*ITEMS*
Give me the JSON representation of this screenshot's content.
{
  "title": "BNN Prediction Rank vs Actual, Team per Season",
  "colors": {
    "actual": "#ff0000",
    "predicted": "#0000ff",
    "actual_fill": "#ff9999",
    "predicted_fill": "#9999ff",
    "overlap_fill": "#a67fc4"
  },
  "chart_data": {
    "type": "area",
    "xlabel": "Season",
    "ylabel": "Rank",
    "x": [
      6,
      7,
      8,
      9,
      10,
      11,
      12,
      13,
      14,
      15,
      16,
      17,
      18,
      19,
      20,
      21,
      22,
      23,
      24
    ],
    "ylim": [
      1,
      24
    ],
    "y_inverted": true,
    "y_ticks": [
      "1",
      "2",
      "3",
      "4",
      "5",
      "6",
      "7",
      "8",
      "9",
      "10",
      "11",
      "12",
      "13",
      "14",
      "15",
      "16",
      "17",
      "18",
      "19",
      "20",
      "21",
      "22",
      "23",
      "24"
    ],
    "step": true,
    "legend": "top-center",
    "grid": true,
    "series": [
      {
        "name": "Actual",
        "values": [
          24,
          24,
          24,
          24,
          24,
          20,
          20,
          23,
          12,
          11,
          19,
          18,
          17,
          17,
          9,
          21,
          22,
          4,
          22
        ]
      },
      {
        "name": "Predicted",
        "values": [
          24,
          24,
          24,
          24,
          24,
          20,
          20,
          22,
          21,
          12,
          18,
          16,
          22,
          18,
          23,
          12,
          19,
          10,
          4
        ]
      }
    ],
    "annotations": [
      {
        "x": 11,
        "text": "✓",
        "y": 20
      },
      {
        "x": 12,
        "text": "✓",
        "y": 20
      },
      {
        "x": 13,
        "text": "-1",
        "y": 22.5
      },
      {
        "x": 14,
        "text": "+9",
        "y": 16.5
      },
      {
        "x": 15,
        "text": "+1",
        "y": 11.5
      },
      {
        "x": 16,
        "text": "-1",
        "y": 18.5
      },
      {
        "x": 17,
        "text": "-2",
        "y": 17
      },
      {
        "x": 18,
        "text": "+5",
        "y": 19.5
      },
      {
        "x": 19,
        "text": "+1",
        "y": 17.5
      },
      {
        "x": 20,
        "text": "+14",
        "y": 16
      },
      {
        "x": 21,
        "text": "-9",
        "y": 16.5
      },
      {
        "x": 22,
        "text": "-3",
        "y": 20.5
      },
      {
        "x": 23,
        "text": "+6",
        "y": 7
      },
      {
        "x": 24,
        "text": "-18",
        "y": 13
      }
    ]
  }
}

*EXERCISE GOAL*
List each line holding the string "Season".

*RESULT FOR THIS EXERCISE*
  "title": "BNN Prediction Rank vs Actual, Team per Season",
    "xlabel": "Season",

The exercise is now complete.